▶ **YOUR INSTRUCTIONS**
Give the number of lines that contain the string "shell오후에", please, and nothing else.
* START TASK INPUT *
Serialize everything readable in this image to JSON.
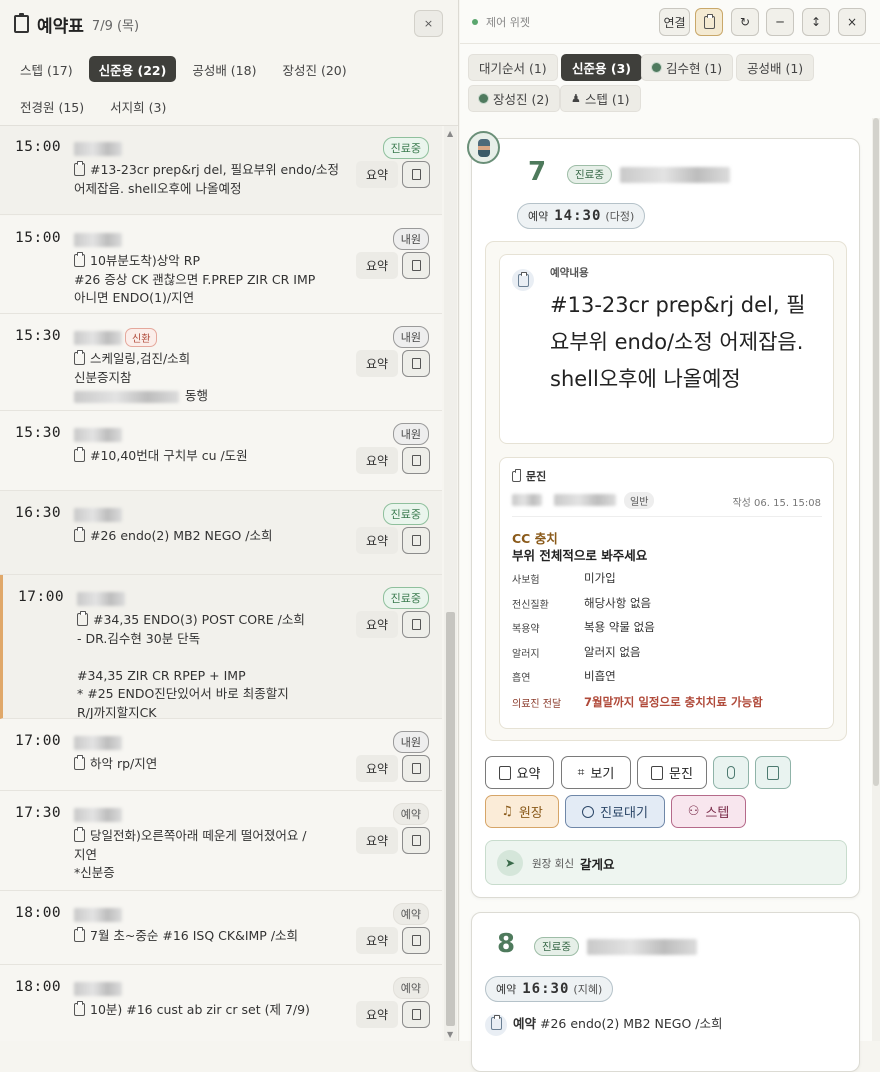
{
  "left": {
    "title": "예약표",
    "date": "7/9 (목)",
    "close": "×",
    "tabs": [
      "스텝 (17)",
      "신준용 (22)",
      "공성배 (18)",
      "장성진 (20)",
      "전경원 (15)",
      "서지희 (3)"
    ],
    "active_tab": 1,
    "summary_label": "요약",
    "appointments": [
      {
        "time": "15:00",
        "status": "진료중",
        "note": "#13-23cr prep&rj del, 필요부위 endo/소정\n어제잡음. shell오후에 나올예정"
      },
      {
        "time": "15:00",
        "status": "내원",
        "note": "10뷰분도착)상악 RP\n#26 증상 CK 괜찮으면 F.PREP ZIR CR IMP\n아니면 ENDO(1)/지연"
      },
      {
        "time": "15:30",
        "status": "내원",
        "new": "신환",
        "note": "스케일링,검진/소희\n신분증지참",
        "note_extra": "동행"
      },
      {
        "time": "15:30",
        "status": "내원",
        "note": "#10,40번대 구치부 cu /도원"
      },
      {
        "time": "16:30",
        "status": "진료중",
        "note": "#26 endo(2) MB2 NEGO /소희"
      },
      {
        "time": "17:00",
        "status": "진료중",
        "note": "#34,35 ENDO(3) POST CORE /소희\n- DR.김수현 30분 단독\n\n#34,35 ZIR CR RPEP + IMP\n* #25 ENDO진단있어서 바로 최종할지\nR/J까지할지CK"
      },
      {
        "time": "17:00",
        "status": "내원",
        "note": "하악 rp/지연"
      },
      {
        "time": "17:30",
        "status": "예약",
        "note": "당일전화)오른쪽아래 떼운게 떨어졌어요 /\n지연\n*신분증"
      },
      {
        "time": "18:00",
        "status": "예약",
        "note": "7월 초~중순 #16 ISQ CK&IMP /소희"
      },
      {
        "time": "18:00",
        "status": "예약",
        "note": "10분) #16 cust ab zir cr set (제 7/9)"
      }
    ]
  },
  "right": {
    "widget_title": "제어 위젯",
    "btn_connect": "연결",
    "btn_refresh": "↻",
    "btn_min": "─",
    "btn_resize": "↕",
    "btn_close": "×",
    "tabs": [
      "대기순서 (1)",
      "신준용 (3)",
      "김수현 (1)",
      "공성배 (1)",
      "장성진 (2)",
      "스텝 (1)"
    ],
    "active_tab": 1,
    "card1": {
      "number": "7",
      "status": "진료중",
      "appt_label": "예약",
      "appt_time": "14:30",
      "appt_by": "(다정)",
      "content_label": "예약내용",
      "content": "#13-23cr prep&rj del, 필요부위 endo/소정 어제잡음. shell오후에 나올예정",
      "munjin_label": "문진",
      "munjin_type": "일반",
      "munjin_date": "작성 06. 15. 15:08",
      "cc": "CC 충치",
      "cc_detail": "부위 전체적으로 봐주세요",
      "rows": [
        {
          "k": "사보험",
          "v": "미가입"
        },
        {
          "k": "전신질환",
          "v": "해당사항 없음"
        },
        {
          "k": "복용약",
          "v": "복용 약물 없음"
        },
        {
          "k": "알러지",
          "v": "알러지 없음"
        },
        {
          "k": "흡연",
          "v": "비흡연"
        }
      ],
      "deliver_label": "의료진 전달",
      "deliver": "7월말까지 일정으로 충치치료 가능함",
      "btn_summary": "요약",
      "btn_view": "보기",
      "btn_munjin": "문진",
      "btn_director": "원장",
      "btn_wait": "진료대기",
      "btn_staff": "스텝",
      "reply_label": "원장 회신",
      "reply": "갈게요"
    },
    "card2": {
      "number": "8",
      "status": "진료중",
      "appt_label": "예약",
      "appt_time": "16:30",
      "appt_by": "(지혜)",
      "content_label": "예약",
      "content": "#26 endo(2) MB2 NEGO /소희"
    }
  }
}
* END TASK INPUT *
* START TASK INPUT *
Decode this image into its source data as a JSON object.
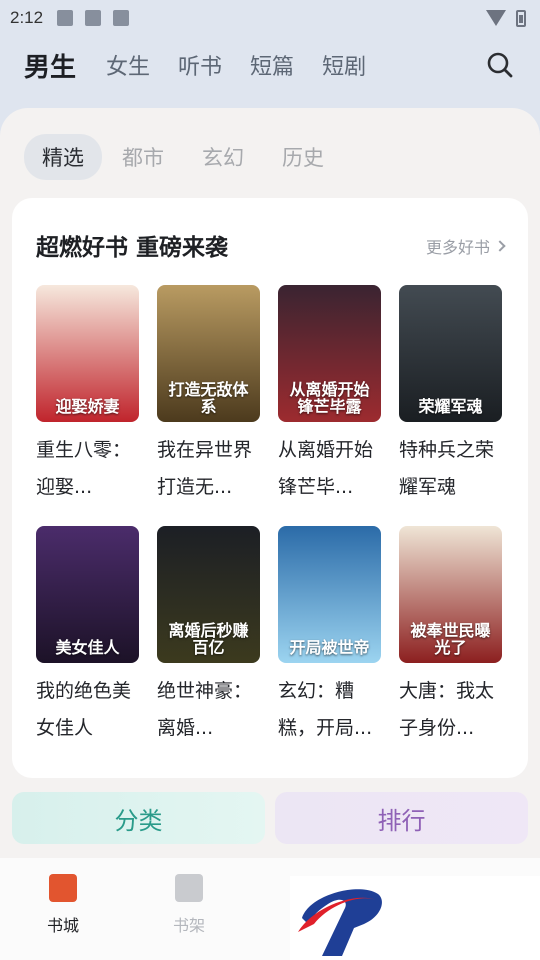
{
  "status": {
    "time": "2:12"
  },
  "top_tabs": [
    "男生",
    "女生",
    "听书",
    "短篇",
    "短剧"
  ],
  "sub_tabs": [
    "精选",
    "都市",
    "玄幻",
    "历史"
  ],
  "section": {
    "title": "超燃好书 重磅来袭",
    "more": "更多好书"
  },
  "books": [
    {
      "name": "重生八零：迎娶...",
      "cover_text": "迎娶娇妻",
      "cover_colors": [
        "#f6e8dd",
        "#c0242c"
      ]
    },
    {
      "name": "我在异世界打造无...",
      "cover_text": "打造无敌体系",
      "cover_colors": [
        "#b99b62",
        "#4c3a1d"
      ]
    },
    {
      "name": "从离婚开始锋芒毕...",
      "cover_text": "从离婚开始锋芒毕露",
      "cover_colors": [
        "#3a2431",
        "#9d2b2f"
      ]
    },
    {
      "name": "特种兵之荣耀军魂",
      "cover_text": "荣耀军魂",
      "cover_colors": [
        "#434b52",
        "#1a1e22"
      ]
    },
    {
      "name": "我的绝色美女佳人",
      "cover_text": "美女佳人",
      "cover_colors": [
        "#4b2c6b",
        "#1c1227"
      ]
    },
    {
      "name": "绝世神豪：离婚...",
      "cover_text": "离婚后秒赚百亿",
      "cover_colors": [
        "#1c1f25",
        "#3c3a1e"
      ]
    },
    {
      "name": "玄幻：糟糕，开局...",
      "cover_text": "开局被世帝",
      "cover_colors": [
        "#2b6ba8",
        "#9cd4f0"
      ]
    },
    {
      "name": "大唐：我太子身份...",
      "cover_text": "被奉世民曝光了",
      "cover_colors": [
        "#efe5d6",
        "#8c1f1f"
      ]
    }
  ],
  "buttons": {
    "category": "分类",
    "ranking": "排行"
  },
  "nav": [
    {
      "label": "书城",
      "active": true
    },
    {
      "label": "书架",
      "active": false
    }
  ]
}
* END TASK INPUT *
* START TASK INPUT *
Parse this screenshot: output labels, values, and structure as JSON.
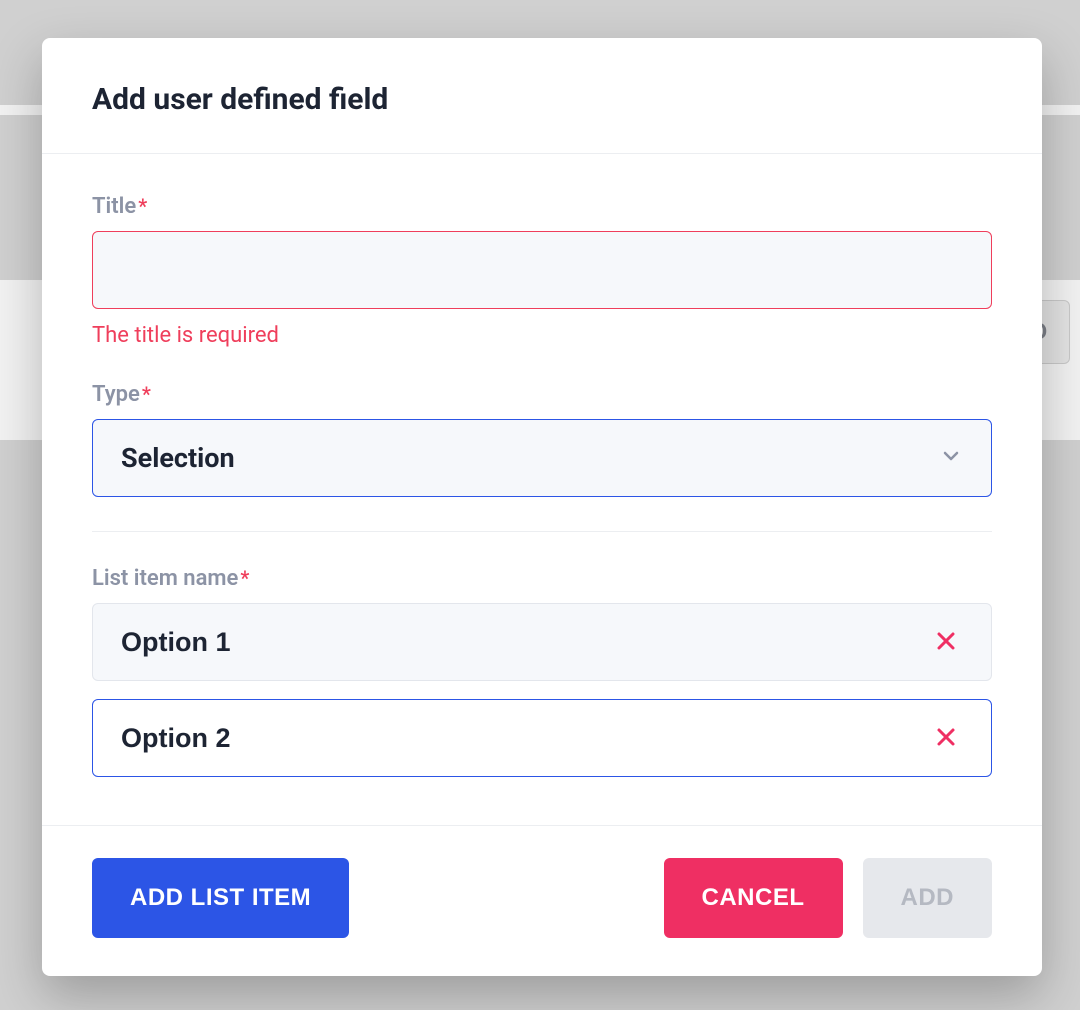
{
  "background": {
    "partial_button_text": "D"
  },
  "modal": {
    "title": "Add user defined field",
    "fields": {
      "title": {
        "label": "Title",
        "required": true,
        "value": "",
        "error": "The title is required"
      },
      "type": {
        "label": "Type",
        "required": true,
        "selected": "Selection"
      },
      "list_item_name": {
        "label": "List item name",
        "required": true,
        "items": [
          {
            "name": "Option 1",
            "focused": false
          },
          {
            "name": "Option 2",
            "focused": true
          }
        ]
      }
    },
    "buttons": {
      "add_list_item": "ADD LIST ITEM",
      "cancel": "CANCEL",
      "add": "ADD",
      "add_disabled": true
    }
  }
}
* END TASK INPUT *
▶ **WRITTEN ANSWER**
2